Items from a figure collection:

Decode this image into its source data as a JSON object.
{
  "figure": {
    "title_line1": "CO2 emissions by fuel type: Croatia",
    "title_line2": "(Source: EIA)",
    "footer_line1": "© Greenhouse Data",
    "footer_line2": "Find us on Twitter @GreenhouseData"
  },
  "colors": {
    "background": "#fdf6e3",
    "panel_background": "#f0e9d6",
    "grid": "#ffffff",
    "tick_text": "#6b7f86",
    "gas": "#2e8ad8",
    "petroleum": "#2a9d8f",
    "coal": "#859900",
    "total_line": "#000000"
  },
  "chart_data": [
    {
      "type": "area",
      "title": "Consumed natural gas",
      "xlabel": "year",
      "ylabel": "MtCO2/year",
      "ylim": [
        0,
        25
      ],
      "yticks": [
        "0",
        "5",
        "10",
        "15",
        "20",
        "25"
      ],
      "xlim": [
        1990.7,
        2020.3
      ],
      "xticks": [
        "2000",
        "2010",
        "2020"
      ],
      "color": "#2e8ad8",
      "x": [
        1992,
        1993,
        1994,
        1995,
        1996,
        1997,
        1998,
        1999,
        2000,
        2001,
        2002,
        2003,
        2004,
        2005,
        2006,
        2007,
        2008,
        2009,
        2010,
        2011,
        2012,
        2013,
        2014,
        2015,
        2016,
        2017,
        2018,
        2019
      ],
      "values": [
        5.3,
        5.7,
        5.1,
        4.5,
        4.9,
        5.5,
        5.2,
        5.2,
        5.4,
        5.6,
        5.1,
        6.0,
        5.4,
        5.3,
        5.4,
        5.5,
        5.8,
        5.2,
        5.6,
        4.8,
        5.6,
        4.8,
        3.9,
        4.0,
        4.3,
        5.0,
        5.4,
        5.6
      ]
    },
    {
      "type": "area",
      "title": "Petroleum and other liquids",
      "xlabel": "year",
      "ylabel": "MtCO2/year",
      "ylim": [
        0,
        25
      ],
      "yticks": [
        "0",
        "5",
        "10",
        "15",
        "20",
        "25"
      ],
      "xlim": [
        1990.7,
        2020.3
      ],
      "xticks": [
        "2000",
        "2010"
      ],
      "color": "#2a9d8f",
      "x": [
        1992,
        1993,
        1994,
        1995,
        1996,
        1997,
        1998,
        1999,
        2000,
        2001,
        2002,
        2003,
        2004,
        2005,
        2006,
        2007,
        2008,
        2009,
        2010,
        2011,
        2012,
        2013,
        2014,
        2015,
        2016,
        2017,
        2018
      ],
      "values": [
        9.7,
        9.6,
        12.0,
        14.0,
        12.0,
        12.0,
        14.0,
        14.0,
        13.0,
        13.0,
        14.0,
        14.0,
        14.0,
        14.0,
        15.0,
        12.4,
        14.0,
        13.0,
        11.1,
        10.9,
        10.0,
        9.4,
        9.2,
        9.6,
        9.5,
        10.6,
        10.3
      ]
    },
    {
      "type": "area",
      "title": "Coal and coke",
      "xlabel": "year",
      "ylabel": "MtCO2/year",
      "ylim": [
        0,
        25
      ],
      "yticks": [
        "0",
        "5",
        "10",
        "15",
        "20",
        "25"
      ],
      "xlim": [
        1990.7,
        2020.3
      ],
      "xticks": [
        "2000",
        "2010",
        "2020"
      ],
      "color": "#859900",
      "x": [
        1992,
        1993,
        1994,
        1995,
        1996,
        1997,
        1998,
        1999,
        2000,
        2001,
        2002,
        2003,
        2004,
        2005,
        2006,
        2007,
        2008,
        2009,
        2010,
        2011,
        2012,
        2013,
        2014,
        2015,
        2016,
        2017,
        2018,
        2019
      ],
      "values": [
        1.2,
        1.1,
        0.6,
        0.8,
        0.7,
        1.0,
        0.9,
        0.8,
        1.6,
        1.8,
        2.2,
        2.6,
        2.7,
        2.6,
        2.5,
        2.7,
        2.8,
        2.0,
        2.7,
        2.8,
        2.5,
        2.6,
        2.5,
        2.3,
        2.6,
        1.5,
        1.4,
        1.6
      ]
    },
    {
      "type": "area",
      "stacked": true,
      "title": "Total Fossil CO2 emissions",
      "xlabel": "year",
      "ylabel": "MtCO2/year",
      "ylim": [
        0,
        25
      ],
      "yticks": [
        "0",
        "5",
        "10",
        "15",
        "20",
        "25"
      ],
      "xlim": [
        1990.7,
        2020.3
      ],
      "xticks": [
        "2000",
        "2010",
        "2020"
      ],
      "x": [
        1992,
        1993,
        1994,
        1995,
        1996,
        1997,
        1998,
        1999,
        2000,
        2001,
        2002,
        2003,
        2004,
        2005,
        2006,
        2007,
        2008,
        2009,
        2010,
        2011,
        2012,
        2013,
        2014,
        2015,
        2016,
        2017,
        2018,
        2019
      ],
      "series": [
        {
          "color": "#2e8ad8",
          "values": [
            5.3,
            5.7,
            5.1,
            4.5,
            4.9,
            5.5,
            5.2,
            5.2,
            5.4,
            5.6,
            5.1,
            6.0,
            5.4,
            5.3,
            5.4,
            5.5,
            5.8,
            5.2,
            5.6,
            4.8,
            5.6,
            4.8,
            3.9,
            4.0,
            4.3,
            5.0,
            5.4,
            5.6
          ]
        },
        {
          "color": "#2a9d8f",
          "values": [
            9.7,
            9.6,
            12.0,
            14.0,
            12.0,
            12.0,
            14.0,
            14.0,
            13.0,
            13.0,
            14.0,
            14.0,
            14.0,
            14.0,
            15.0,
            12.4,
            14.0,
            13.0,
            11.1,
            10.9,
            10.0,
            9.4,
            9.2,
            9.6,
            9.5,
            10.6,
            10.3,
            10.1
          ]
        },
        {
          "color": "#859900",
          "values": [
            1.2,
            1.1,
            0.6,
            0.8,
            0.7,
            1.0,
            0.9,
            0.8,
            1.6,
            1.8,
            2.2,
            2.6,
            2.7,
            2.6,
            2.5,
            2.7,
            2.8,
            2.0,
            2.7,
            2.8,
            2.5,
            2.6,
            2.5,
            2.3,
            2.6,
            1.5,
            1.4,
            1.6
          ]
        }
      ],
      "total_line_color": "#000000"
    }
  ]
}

SHORT PROBLEM:
Write out the full listing exactly as given.

RESULT:
Decode this image into its source data as a JSON object.
{
  "figure": {
    "title_line1": "CO2 emissions by fuel type: Croatia",
    "title_line2": "(Source: EIA)",
    "footer_line1": "© Greenhouse Data",
    "footer_line2": "Find us on Twitter @GreenhouseData"
  },
  "colors": {
    "background": "#fdf6e3",
    "panel_background": "#f0e9d6",
    "grid": "#ffffff",
    "tick_text": "#6b7f86",
    "gas": "#2e8ad8",
    "petroleum": "#2a9d8f",
    "coal": "#859900",
    "total_line": "#000000"
  },
  "chart_data": [
    {
      "type": "area",
      "title": "Consumed natural gas",
      "xlabel": "year",
      "ylabel": "MtCO2/year",
      "ylim": [
        0,
        25
      ],
      "yticks": [
        "0",
        "5",
        "10",
        "15",
        "20",
        "25"
      ],
      "xlim": [
        1990.7,
        2020.3
      ],
      "xticks": [
        "2000",
        "2010",
        "2020"
      ],
      "color": "#2e8ad8",
      "x": [
        1992,
        1993,
        1994,
        1995,
        1996,
        1997,
        1998,
        1999,
        2000,
        2001,
        2002,
        2003,
        2004,
        2005,
        2006,
        2007,
        2008,
        2009,
        2010,
        2011,
        2012,
        2013,
        2014,
        2015,
        2016,
        2017,
        2018,
        2019
      ],
      "values": [
        5.3,
        5.7,
        5.1,
        4.5,
        4.9,
        5.5,
        5.2,
        5.2,
        5.4,
        5.6,
        5.1,
        6.0,
        5.4,
        5.3,
        5.4,
        5.5,
        5.8,
        5.2,
        5.6,
        4.8,
        5.6,
        4.8,
        3.9,
        4.0,
        4.3,
        5.0,
        5.4,
        5.6
      ]
    },
    {
      "type": "area",
      "title": "Petroleum and other liquids",
      "xlabel": "year",
      "ylabel": "MtCO2/year",
      "ylim": [
        0,
        25
      ],
      "yticks": [
        "0",
        "5",
        "10",
        "15",
        "20",
        "25"
      ],
      "xlim": [
        1990.7,
        2020.3
      ],
      "xticks": [
        "2000",
        "2010"
      ],
      "color": "#2a9d8f",
      "x": [
        1992,
        1993,
        1994,
        1995,
        1996,
        1997,
        1998,
        1999,
        2000,
        2001,
        2002,
        2003,
        2004,
        2005,
        2006,
        2007,
        2008,
        2009,
        2010,
        2011,
        2012,
        2013,
        2014,
        2015,
        2016,
        2017,
        2018
      ],
      "values": [
        9.7,
        9.6,
        12.0,
        14.0,
        12.0,
        12.0,
        14.0,
        14.0,
        13.0,
        13.0,
        14.0,
        14.0,
        14.0,
        14.0,
        15.0,
        12.4,
        14.0,
        13.0,
        11.1,
        10.9,
        10.0,
        9.4,
        9.2,
        9.6,
        9.5,
        10.6,
        10.3
      ]
    },
    {
      "type": "area",
      "title": "Coal and coke",
      "xlabel": "year",
      "ylabel": "MtCO2/year",
      "ylim": [
        0,
        25
      ],
      "yticks": [
        "0",
        "5",
        "10",
        "15",
        "20",
        "25"
      ],
      "xlim": [
        1990.7,
        2020.3
      ],
      "xticks": [
        "2000",
        "2010",
        "2020"
      ],
      "color": "#859900",
      "x": [
        1992,
        1993,
        1994,
        1995,
        1996,
        1997,
        1998,
        1999,
        2000,
        2001,
        2002,
        2003,
        2004,
        2005,
        2006,
        2007,
        2008,
        2009,
        2010,
        2011,
        2012,
        2013,
        2014,
        2015,
        2016,
        2017,
        2018,
        2019
      ],
      "values": [
        1.2,
        1.1,
        0.6,
        0.8,
        0.7,
        1.0,
        0.9,
        0.8,
        1.6,
        1.8,
        2.2,
        2.6,
        2.7,
        2.6,
        2.5,
        2.7,
        2.8,
        2.0,
        2.7,
        2.8,
        2.5,
        2.6,
        2.5,
        2.3,
        2.6,
        1.5,
        1.4,
        1.6
      ]
    },
    {
      "type": "area",
      "stacked": true,
      "title": "Total Fossil CO2 emissions",
      "xlabel": "year",
      "ylabel": "MtCO2/year",
      "ylim": [
        0,
        25
      ],
      "yticks": [
        "0",
        "5",
        "10",
        "15",
        "20",
        "25"
      ],
      "xlim": [
        1990.7,
        2020.3
      ],
      "xticks": [
        "2000",
        "2010",
        "2020"
      ],
      "x": [
        1992,
        1993,
        1994,
        1995,
        1996,
        1997,
        1998,
        1999,
        2000,
        2001,
        2002,
        2003,
        2004,
        2005,
        2006,
        2007,
        2008,
        2009,
        2010,
        2011,
        2012,
        2013,
        2014,
        2015,
        2016,
        2017,
        2018,
        2019
      ],
      "series": [
        {
          "color": "#2e8ad8",
          "values": [
            5.3,
            5.7,
            5.1,
            4.5,
            4.9,
            5.5,
            5.2,
            5.2,
            5.4,
            5.6,
            5.1,
            6.0,
            5.4,
            5.3,
            5.4,
            5.5,
            5.8,
            5.2,
            5.6,
            4.8,
            5.6,
            4.8,
            3.9,
            4.0,
            4.3,
            5.0,
            5.4,
            5.6
          ]
        },
        {
          "color": "#2a9d8f",
          "values": [
            9.7,
            9.6,
            12.0,
            14.0,
            12.0,
            12.0,
            14.0,
            14.0,
            13.0,
            13.0,
            14.0,
            14.0,
            14.0,
            14.0,
            15.0,
            12.4,
            14.0,
            13.0,
            11.1,
            10.9,
            10.0,
            9.4,
            9.2,
            9.6,
            9.5,
            10.6,
            10.3,
            10.1
          ]
        },
        {
          "color": "#859900",
          "values": [
            1.2,
            1.1,
            0.6,
            0.8,
            0.7,
            1.0,
            0.9,
            0.8,
            1.6,
            1.8,
            2.2,
            2.6,
            2.7,
            2.6,
            2.5,
            2.7,
            2.8,
            2.0,
            2.7,
            2.8,
            2.5,
            2.6,
            2.5,
            2.3,
            2.6,
            1.5,
            1.4,
            1.6
          ]
        }
      ],
      "total_line_color": "#000000"
    }
  ]
}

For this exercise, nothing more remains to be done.